--- Begin ---
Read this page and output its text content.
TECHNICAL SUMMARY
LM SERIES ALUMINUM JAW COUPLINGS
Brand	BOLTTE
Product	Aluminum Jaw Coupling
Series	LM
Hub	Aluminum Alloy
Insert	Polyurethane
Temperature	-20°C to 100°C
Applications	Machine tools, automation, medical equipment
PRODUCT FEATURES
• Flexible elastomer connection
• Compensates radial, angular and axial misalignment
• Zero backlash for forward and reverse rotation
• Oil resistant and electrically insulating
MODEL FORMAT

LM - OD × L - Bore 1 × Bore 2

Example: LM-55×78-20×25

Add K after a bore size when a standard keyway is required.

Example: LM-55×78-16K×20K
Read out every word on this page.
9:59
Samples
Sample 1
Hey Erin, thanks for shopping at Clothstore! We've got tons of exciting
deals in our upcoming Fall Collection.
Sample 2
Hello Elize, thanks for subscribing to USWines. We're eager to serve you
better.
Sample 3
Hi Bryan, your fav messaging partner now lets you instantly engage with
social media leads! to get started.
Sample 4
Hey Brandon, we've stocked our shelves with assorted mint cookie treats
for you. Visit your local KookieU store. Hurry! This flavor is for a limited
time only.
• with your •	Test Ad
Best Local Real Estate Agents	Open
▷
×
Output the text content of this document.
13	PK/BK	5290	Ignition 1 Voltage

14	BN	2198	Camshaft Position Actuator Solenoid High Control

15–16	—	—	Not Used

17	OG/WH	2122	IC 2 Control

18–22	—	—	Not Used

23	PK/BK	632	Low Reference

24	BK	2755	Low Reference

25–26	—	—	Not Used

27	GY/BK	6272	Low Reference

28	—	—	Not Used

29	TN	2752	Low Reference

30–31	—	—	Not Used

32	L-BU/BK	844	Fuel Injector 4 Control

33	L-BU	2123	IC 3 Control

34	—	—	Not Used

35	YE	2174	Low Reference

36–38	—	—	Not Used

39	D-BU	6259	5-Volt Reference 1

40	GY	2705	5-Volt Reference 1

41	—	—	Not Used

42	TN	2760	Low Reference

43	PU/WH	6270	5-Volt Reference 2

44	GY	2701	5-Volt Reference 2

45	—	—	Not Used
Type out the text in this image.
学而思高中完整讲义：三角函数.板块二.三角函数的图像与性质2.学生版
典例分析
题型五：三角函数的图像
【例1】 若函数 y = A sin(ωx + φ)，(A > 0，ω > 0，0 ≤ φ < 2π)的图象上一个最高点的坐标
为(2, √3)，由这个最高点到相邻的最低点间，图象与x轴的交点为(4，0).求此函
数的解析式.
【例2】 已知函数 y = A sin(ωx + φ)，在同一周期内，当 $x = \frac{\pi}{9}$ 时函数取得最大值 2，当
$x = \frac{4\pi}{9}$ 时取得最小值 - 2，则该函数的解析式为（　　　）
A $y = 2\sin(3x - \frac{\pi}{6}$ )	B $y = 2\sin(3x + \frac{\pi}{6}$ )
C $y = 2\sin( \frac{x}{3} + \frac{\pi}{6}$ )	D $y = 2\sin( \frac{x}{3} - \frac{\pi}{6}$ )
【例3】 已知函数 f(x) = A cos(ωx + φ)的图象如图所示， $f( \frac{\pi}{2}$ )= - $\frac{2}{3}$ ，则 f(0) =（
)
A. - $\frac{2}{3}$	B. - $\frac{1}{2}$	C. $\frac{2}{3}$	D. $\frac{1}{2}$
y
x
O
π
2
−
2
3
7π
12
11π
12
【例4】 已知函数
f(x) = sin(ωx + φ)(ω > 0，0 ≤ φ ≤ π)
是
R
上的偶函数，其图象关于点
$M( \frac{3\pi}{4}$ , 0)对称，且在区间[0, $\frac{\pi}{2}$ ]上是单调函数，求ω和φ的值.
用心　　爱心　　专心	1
--- End ---
Your objective —
Each record should come back exactly as written.

The result —
Read this page and output its text content.
TECHNICAL SUMMARY
LM SERIES ALUMINUM JAW COUPLINGS
Brand	BOLTTE
Product	Aluminum Jaw Coupling
Series	LM
Hub	Aluminum Alloy
Insert	Polyurethane
Temperature	-20°C to 100°C
Applications	Machine tools, automation, medical equipment
PRODUCT FEATURES
• Flexible elastomer connection
• Compensates radial, angular and axial misalignment
• Zero backlash for forward and reverse rotation
• Oil resistant and electrically insulating
MODEL FORMAT

LM - OD × L - Bore 1 × Bore 2

Example: LM-55×78-20×25

Add K after a bore size when a standard keyway is required.

Example: LM-55×78-16K×20K
Read out every word on this page.
9:59
Samples
Sample 1
Hey Erin, thanks for shopping at Clothstore! We've got tons of exciting
deals in our upcoming Fall Collection.
Sample 2
Hello Elize, thanks for subscribing to USWines. We're eager to serve you
better.
Sample 3
Hi Bryan, your fav messaging partner now lets you instantly engage with
social media leads! to get started.
Sample 4
Hey Brandon, we've stocked our shelves with assorted mint cookie treats
for you. Visit your local KookieU store. Hurry! This flavor is for a limited
time only.
• with your •	Test Ad
Best Local Real Estate Agents	Open
▷
×
Output the text content of this document.
13	PK/BK	5290	Ignition 1 Voltage

14	BN	2198	Camshaft Position Actuator Solenoid High Control

15–16	—	—	Not Used

17	OG/WH	2122	IC 2 Control

18–22	—	—	Not Used

23	PK/BK	632	Low Reference

24	BK	2755	Low Reference

25–26	—	—	Not Used

27	GY/BK	6272	Low Reference

28	—	—	Not Used

29	TN	2752	Low Reference

30–31	—	—	Not Used

32	L-BU/BK	844	Fuel Injector 4 Control

33	L-BU	2123	IC 3 Control

34	—	—	Not Used

35	YE	2174	Low Reference

36–38	—	—	Not Used

39	D-BU	6259	5-Volt Reference 1

40	GY	2705	5-Volt Reference 1

41	—	—	Not Used

42	TN	2760	Low Reference

43	PU/WH	6270	5-Volt Reference 2

44	GY	2701	5-Volt Reference 2

45	—	—	Not Used
Type out the text in this image.
学而思高中完整讲义：三角函数.板块二.三角函数的图像与性质2.学生版
典例分析
题型五：三角函数的图像
【例1】 若函数 y = A sin(ωx + φ)，(A > 0，ω > 0，0 ≤ φ < 2π)的图象上一个最高点的坐标
为(2, √3)，由这个最高点到相邻的最低点间，图象与x轴的交点为(4，0).求此函
数的解析式.
【例2】 已知函数 y = A sin(ωx + φ)，在同一周期内，当 $x = \frac{\pi}{9}$ 时函数取得最大值 2，当
$x = \frac{4\pi}{9}$ 时取得最小值 - 2，则该函数的解析式为（　　　）
A $y = 2\sin(3x - \frac{\pi}{6}$ )	B $y = 2\sin(3x + \frac{\pi}{6}$ )
C $y = 2\sin( \frac{x}{3} + \frac{\pi}{6}$ )	D $y = 2\sin( \frac{x}{3} - \frac{\pi}{6}$ )
【例3】 已知函数 f(x) = A cos(ωx + φ)的图象如图所示， $f( \frac{\pi}{2}$ )= - $\frac{2}{3}$ ，则 f(0) =（
)
A. - $\frac{2}{3}$	B. - $\frac{1}{2}$	C. $\frac{2}{3}$	D. $\frac{1}{2}$
y
x
O
π
2
−
2
3
7π
12
11π
12
【例4】 已知函数
f(x) = sin(ωx + φ)(ω > 0，0 ≤ φ ≤ π)
是
R
上的偶函数，其图象关于点
$M( \frac{3\pi}{4}$ , 0)对称，且在区间[0, $\frac{\pi}{2}$ ]上是单调函数，求ω和φ的值.
用心　　爱心　　专心	1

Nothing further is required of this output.